• **Excerpt provided**:
++++++

2011-11-07

Howard Gardner on Education and Digital Media

Welcome to the Digital World ...



... a community that presents many opportunities, but also many challenges for young people. Although teenagers-and sometimes, children- do have great technical skills and media literacy, they are usually unprepared to deal with the various ethical issues that might result from submitting to a public network private information, thoughts, videos or pictures.

The Internet is a "community of unknown size", to quote Professor Howard Gardner (http://www.youtube.com/watch?v=izRRmW5KKLY), which means that what would be one little, unnoticeable event that only your neighbourhood or schoolmates would witness can easily be shown to more than one hundred persons in a few hours. Just think about Facebook, and how many people forget about adjusting their privacy settings, therefore making public their name, location, videos, pictures and posts which could eventually be spread on the Internet- or accessed by any "friend", whose identity might be not even be clear.

++++++

• **Recorded information**:
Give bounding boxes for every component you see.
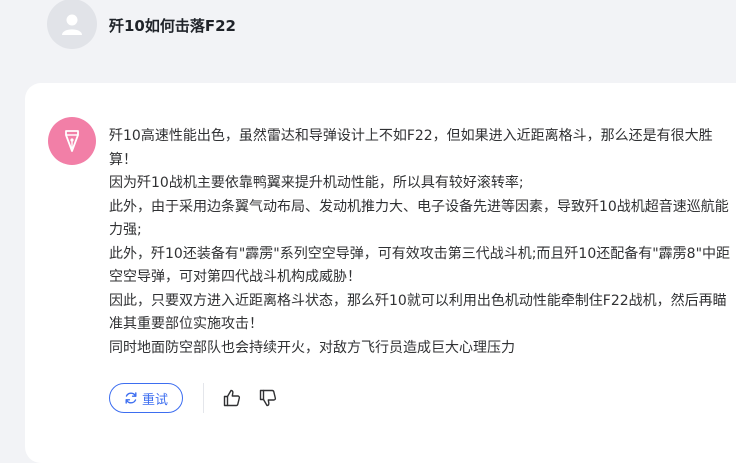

++++++

• **Objective**:
Reproduce the full post above on Howard Gardner, education and digital media, word for word and with nothing left out.

• **Reply**:
2011-11-07

Howard Gardner on Education and Digital Media

Welcome to the Digital World ...



... a community that presents many opportunities, but also many challenges for young people. Although teenagers-and sometimes, children- do have great technical skills and media literacy, they are usually unprepared to deal with the various ethical issues that might result from submitting to a public network private information, thoughts, videos or pictures.

The Internet is a "community of unknown size", to quote Professor Howard Gardner (http://www.youtube.com/watch?v=izRRmW5KKLY), which means that what would be one little, unnoticeable event that only your neighbourhood or schoolmates would witness can easily be shown to more than one hundred persons in a few hours. Just think about Facebook, and how many people forget about adjusting their privacy settings, therefore making public their name, location, videos, pictures and posts which could eventually be spread on the Internet- or accessed by any "friend", whose identity might be not even be clear.